» Short problem
Return the records exactly as they are.

» The records
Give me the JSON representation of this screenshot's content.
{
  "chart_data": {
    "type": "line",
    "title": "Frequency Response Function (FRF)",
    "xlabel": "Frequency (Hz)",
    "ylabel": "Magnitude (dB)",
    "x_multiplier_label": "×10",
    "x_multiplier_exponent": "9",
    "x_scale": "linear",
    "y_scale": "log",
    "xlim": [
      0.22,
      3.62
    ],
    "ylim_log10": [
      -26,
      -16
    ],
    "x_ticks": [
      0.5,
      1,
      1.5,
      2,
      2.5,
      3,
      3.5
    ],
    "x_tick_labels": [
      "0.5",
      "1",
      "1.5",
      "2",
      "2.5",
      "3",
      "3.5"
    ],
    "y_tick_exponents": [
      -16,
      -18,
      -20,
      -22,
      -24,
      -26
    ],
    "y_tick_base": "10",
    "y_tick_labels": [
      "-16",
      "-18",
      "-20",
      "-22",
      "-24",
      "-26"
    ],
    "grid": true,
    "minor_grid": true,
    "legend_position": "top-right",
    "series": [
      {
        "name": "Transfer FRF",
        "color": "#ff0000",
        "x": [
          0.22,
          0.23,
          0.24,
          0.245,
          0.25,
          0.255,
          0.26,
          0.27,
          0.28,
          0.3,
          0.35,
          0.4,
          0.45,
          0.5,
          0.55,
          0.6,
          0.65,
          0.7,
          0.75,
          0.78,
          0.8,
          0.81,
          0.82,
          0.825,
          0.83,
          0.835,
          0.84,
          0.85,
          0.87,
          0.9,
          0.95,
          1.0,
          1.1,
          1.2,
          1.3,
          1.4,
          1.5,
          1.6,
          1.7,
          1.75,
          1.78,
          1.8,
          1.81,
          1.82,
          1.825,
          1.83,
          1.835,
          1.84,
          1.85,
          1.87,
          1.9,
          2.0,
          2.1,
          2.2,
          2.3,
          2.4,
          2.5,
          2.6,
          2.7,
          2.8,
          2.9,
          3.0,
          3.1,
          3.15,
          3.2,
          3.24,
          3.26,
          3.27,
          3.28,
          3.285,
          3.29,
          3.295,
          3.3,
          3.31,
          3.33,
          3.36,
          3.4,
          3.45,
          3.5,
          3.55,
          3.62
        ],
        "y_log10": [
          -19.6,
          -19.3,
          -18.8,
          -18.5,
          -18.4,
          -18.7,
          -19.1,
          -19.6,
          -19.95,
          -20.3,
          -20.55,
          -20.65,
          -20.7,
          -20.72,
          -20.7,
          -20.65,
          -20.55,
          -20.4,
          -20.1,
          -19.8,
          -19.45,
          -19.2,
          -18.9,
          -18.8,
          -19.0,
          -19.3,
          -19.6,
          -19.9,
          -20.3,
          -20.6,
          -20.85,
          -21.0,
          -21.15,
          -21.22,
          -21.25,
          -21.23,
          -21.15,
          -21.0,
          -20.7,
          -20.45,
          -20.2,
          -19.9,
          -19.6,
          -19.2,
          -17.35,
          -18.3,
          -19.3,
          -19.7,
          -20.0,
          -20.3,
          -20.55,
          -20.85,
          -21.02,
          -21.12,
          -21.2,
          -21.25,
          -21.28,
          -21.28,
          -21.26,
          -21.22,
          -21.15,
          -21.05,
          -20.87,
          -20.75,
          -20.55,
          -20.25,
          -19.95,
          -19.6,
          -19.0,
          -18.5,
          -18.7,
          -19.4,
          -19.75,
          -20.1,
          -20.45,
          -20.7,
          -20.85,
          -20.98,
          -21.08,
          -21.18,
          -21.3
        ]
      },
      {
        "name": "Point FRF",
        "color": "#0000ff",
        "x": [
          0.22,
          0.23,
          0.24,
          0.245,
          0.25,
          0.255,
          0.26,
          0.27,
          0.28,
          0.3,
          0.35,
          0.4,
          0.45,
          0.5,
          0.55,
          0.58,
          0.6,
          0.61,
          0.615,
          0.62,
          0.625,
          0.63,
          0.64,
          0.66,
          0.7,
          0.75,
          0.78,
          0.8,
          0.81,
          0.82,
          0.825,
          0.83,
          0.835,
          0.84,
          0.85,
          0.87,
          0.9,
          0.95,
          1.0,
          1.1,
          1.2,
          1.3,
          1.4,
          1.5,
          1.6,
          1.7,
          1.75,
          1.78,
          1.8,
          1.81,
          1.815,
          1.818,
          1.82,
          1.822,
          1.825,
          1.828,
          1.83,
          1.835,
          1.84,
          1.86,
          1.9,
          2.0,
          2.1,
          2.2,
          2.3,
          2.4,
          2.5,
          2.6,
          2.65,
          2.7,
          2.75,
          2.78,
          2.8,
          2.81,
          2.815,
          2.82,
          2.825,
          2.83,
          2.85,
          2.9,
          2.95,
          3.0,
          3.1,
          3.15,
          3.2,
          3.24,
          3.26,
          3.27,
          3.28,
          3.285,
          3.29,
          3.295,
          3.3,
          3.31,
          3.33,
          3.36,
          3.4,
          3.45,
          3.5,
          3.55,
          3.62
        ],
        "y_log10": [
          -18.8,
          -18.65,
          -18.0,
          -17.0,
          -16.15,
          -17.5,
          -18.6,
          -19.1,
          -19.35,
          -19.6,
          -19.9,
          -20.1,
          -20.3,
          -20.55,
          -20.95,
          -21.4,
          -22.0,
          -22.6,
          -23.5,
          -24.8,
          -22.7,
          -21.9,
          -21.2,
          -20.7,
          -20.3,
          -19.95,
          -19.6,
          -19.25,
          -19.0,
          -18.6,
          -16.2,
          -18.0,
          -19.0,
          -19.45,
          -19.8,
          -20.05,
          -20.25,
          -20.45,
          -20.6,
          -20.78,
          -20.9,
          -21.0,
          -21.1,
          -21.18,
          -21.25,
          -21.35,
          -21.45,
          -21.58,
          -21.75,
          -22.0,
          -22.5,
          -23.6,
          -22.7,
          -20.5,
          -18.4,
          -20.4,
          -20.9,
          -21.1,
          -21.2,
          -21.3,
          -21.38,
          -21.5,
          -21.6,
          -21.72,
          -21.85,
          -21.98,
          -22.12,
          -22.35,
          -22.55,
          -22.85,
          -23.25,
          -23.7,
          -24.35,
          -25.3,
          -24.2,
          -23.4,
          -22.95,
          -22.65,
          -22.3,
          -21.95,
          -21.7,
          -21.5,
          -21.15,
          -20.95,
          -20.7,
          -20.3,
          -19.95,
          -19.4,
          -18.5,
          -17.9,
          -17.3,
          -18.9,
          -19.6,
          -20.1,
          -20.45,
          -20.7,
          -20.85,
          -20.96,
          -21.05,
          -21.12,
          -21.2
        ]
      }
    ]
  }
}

» Answer in full
Give me the JSON representation of this screenshot's content.
{
  "chart_data": {
    "type": "line",
    "title": "Frequency Response Function (FRF)",
    "xlabel": "Frequency (Hz)",
    "ylabel": "Magnitude (dB)",
    "x_multiplier_label": "×10",
    "x_multiplier_exponent": "9",
    "x_scale": "linear",
    "y_scale": "log",
    "xlim": [
      0.22,
      3.62
    ],
    "ylim_log10": [
      -26,
      -16
    ],
    "x_ticks": [
      0.5,
      1,
      1.5,
      2,
      2.5,
      3,
      3.5
    ],
    "x_tick_labels": [
      "0.5",
      "1",
      "1.5",
      "2",
      "2.5",
      "3",
      "3.5"
    ],
    "y_tick_exponents": [
      -16,
      -18,
      -20,
      -22,
      -24,
      -26
    ],
    "y_tick_base": "10",
    "y_tick_labels": [
      "-16",
      "-18",
      "-20",
      "-22",
      "-24",
      "-26"
    ],
    "grid": true,
    "minor_grid": true,
    "legend_position": "top-right",
    "series": [
      {
        "name": "Transfer FRF",
        "color": "#ff0000",
        "x": [
          0.22,
          0.23,
          0.24,
          0.245,
          0.25,
          0.255,
          0.26,
          0.27,
          0.28,
          0.3,
          0.35,
          0.4,
          0.45,
          0.5,
          0.55,
          0.6,
          0.65,
          0.7,
          0.75,
          0.78,
          0.8,
          0.81,
          0.82,
          0.825,
          0.83,
          0.835,
          0.84,
          0.85,
          0.87,
          0.9,
          0.95,
          1.0,
          1.1,
          1.2,
          1.3,
          1.4,
          1.5,
          1.6,
          1.7,
          1.75,
          1.78,
          1.8,
          1.81,
          1.82,
          1.825,
          1.83,
          1.835,
          1.84,
          1.85,
          1.87,
          1.9,
          2.0,
          2.1,
          2.2,
          2.3,
          2.4,
          2.5,
          2.6,
          2.7,
          2.8,
          2.9,
          3.0,
          3.1,
          3.15,
          3.2,
          3.24,
          3.26,
          3.27,
          3.28,
          3.285,
          3.29,
          3.295,
          3.3,
          3.31,
          3.33,
          3.36,
          3.4,
          3.45,
          3.5,
          3.55,
          3.62
        ],
        "y_log10": [
          -19.6,
          -19.3,
          -18.8,
          -18.5,
          -18.4,
          -18.7,
          -19.1,
          -19.6,
          -19.95,
          -20.3,
          -20.55,
          -20.65,
          -20.7,
          -20.72,
          -20.7,
          -20.65,
          -20.55,
          -20.4,
          -20.1,
          -19.8,
          -19.45,
          -19.2,
          -18.9,
          -18.8,
          -19.0,
          -19.3,
          -19.6,
          -19.9,
          -20.3,
          -20.6,
          -20.85,
          -21.0,
          -21.15,
          -21.22,
          -21.25,
          -21.23,
          -21.15,
          -21.0,
          -20.7,
          -20.45,
          -20.2,
          -19.9,
          -19.6,
          -19.2,
          -17.35,
          -18.3,
          -19.3,
          -19.7,
          -20.0,
          -20.3,
          -20.55,
          -20.85,
          -21.02,
          -21.12,
          -21.2,
          -21.25,
          -21.28,
          -21.28,
          -21.26,
          -21.22,
          -21.15,
          -21.05,
          -20.87,
          -20.75,
          -20.55,
          -20.25,
          -19.95,
          -19.6,
          -19.0,
          -18.5,
          -18.7,
          -19.4,
          -19.75,
          -20.1,
          -20.45,
          -20.7,
          -20.85,
          -20.98,
          -21.08,
          -21.18,
          -21.3
        ]
      },
      {
        "name": "Point FRF",
        "color": "#0000ff",
        "x": [
          0.22,
          0.23,
          0.24,
          0.245,
          0.25,
          0.255,
          0.26,
          0.27,
          0.28,
          0.3,
          0.35,
          0.4,
          0.45,
          0.5,
          0.55,
          0.58,
          0.6,
          0.61,
          0.615,
          0.62,
          0.625,
          0.63,
          0.64,
          0.66,
          0.7,
          0.75,
          0.78,
          0.8,
          0.81,
          0.82,
          0.825,
          0.83,
          0.835,
          0.84,
          0.85,
          0.87,
          0.9,
          0.95,
          1.0,
          1.1,
          1.2,
          1.3,
          1.4,
          1.5,
          1.6,
          1.7,
          1.75,
          1.78,
          1.8,
          1.81,
          1.815,
          1.818,
          1.82,
          1.822,
          1.825,
          1.828,
          1.83,
          1.835,
          1.84,
          1.86,
          1.9,
          2.0,
          2.1,
          2.2,
          2.3,
          2.4,
          2.5,
          2.6,
          2.65,
          2.7,
          2.75,
          2.78,
          2.8,
          2.81,
          2.815,
          2.82,
          2.825,
          2.83,
          2.85,
          2.9,
          2.95,
          3.0,
          3.1,
          3.15,
          3.2,
          3.24,
          3.26,
          3.27,
          3.28,
          3.285,
          3.29,
          3.295,
          3.3,
          3.31,
          3.33,
          3.36,
          3.4,
          3.45,
          3.5,
          3.55,
          3.62
        ],
        "y_log10": [
          -18.8,
          -18.65,
          -18.0,
          -17.0,
          -16.15,
          -17.5,
          -18.6,
          -19.1,
          -19.35,
          -19.6,
          -19.9,
          -20.1,
          -20.3,
          -20.55,
          -20.95,
          -21.4,
          -22.0,
          -22.6,
          -23.5,
          -24.8,
          -22.7,
          -21.9,
          -21.2,
          -20.7,
          -20.3,
          -19.95,
          -19.6,
          -19.25,
          -19.0,
          -18.6,
          -16.2,
          -18.0,
          -19.0,
          -19.45,
          -19.8,
          -20.05,
          -20.25,
          -20.45,
          -20.6,
          -20.78,
          -20.9,
          -21.0,
          -21.1,
          -21.18,
          -21.25,
          -21.35,
          -21.45,
          -21.58,
          -21.75,
          -22.0,
          -22.5,
          -23.6,
          -22.7,
          -20.5,
          -18.4,
          -20.4,
          -20.9,
          -21.1,
          -21.2,
          -21.3,
          -21.38,
          -21.5,
          -21.6,
          -21.72,
          -21.85,
          -21.98,
          -22.12,
          -22.35,
          -22.55,
          -22.85,
          -23.25,
          -23.7,
          -24.35,
          -25.3,
          -24.2,
          -23.4,
          -22.95,
          -22.65,
          -22.3,
          -21.95,
          -21.7,
          -21.5,
          -21.15,
          -20.95,
          -20.7,
          -20.3,
          -19.95,
          -19.4,
          -18.5,
          -17.9,
          -17.3,
          -18.9,
          -19.6,
          -20.1,
          -20.45,
          -20.7,
          -20.85,
          -20.96,
          -21.05,
          -21.12,
          -21.2
        ]
      }
    ]
  }
}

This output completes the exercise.